Yes. 2's complement.
2's complement is a bit magical. It accomplishes 2 major objectives. Before getting into that, let's first stew on the notion of negative zero for a moment.
Negative zero is kinda weird. Why does it exist at all?
Negative zero isn't actually a thing. Ask any mathematician "Hey, so, what's up with negative zero?" and they'll just look at you in befuddlement. It's not a thing. Mathematically, 0 and -0 are utterly identical. Not just 'nearly identical', but 100%, fully, in all possible ways, identical. We don't generally want our numbers to be capable of representing both 5.0 as well as 5.00 - as those two are entirely, 100%, identical. If you don't think that a value system ought to waste bits trying to differentiate between 5.0 and 5.00, then it's equally bizarro to want the ability to represent -0.0 and +0.0 as distinct entities.
So, wanting -0 in the first place is kinda weird. All the numeric primitives (long, int, short, byte, and I guess char which is technically numeric too) all cannot represent this number. Instead, long z = -0 boils down to:
Take the constant "0".
Apply the 'negate' operation to this number (- is a unary operator. Just like 2+5 makes the system calculate the binary operation of "addition" on elements 2 and 5, -x makes the system calculate the unary operation of "negation" on element x. Applying the negation operation to 0 produces 0. It's no different from writing, say, int x = 5 + 0;. That +0 part doesn't do anything. The - in front of -0 doesn't do anything. In contrast to -0.0 where it does do something (gets you negative zero, the double value, instead of positive zero).
Store this result in z (so, just 0 then).
There is no way to tell if that minus is there. They both result in ALL ZERO bits, and hence, there is no way for the computer to tell if you initialized that variable with the expression -0 or with +0. Again in contrast to double where as you noticed there's a bit different.
So why does double have it then?
Let's stew a bit on the notion of doubles and IEEE-754 math.
A double takes 64 bits. From basic pure mathematical principles then, a double is as incapable of representing more than 2^64 different possible values you are capable of breaking the speed of light or making 1+1=3.
And yet, a double aims to represent all numbers. There are way more numbers between 0 and 1 than 2^64 options (in fact, an infinite amount of numbers exist between 0 and 1), and that's just 0 to 1.

- _Set task A_
Give the entries below, from the line with "menu-exibir[interactable]: Exibir (175, 737, 205, 751)" up to and including the line with "menu-arquivo[interactable]: Arquivo (75, 737, 116, 751)", as a Markdown table with the columns Row and Line, leaving out any blank lines.

- _Data entries_
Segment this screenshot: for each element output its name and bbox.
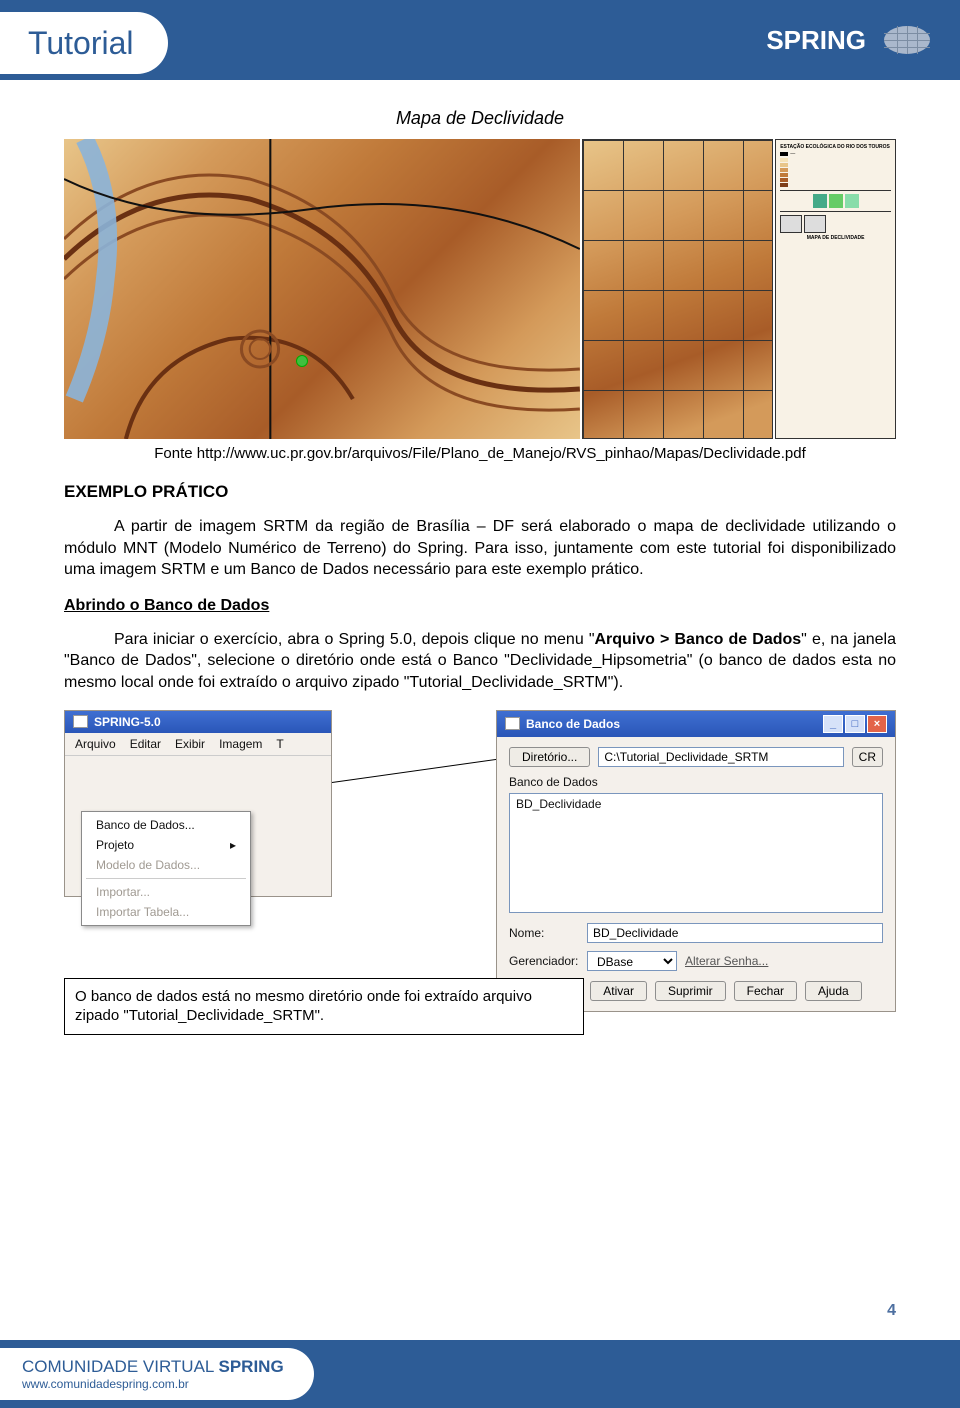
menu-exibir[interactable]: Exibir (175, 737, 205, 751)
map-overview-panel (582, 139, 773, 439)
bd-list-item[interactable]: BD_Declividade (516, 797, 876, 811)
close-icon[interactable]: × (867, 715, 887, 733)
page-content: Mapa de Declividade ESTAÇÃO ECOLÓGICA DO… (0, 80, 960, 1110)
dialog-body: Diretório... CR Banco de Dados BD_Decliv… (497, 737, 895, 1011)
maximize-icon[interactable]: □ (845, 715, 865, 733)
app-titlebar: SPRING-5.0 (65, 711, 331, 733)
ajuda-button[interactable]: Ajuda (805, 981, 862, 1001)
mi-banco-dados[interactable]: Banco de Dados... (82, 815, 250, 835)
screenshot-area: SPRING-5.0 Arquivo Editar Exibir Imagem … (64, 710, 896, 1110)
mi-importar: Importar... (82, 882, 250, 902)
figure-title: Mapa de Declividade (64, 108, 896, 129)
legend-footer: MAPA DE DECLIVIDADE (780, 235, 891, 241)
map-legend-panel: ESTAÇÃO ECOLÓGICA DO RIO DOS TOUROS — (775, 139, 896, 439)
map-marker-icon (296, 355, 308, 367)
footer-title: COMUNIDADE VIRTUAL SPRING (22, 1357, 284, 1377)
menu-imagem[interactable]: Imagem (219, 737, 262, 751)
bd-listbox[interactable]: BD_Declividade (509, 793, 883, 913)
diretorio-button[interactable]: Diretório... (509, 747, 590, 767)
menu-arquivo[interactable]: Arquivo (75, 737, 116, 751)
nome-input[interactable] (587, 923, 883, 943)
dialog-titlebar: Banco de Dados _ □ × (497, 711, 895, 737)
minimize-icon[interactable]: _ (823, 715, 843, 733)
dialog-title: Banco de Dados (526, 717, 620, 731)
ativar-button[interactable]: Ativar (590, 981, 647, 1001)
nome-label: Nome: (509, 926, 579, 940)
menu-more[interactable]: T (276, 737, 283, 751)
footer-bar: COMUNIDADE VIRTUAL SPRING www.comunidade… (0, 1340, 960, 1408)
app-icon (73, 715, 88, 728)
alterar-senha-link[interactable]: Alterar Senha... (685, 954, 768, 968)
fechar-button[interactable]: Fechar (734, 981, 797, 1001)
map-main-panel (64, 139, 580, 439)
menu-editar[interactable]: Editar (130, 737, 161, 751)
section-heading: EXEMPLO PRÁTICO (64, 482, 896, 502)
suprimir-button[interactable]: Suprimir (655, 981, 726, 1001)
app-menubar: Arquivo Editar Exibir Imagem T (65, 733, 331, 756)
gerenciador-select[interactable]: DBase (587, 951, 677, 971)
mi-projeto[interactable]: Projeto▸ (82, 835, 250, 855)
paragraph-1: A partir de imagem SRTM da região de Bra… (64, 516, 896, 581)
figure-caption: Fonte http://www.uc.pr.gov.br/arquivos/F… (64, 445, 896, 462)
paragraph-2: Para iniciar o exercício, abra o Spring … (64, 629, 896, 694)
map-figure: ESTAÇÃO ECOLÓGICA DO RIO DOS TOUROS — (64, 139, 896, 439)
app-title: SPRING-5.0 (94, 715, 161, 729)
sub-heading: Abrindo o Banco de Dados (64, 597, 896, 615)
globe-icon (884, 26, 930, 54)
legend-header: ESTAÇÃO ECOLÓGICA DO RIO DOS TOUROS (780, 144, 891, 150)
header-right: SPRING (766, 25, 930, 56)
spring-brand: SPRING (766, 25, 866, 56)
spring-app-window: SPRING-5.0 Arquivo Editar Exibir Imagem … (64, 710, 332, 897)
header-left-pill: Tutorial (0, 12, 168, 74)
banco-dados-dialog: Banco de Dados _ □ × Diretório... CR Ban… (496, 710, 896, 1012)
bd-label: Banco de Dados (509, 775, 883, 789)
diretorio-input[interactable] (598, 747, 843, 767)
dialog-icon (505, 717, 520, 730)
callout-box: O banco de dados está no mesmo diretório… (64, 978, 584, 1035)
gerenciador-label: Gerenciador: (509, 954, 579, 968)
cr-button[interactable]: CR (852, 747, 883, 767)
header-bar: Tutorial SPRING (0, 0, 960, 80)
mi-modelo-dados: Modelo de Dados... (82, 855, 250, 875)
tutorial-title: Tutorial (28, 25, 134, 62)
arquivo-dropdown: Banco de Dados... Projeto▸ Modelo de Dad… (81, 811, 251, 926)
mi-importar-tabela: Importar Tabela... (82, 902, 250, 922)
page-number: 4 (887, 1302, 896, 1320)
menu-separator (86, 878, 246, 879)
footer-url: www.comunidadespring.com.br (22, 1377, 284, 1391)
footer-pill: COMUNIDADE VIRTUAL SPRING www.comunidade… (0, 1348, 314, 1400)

- _Set task B_
Switch "magical" to "mysterious" in the text on negative zero above, and write out its passage from "2's complement is" up to and including "for a moment.".

- _Task response A_
| Row | Line |
|---|---|
| 1 | menu-exibir[interactable]: Exibir (175, 737, 205, 751) |
| 2 | map-overview-panel (582, 139, 773, 439) |
| 3 | bd-list-item[interactable]: BD_Declividade (516, 797, 876, 811) |
| 4 | close-icon[interactable]: × (867, 715, 887, 733) |
| 5 | page-content: Mapa de Declividade ESTAÇÃO ECOLÓGICA DO… (0, 80, 960, 1110) |
| 6 | dialog-body: Diretório... CR Banco de Dados BD_Decliv… (497, 737, 895, 1011) |
| 7 | maximize-icon[interactable]: □ (845, 715, 865, 733) |
| 8 | app-titlebar: SPRING-5.0 (65, 711, 331, 733) |
| 9 | ajuda-button[interactable]: Ajuda (805, 981, 862, 1001) |
| 10 | mi-banco-dados[interactable]: Banco de Dados... (82, 815, 250, 835) |
| 11 | screenshot-area: SPRING-5.0 Arquivo Editar Exibir Imagem … (64, 710, 896, 1110) |
| 12 | mi-importar: Importar... (82, 882, 250, 902) |
| 13 | figure-title: Mapa de Declividade (64, 108, 896, 129) |
| 14 | legend-footer: MAPA DE DECLIVIDADE (780, 235, 891, 241) |
| 15 | map-legend-panel: ESTAÇÃO ECOLÓGICA DO RIO DOS TOUROS — (775, 139, 896, 439) |
| 16 | map-marker-icon (296, 355, 308, 367) |
| 17 | footer-title: COMUNIDADE VIRTUAL SPRING (22, 1357, 284, 1377) |
| 18 | menu-imagem[interactable]: Imagem (219, 737, 262, 751) |
| 19 | bd-listbox[interactable]: BD_Declividade (509, 793, 883, 913) |
| 20 | diretorio-button[interactable]: Diretório... (509, 747, 590, 767) |
| 21 | menu-arquivo[interactable]: Arquivo (75, 737, 116, 751) |

- _Task response B_
2's complement is a bit mysterious. It accomplishes 2 major objectives. Before getting into that, let's first stew on the notion of negative zero for a moment.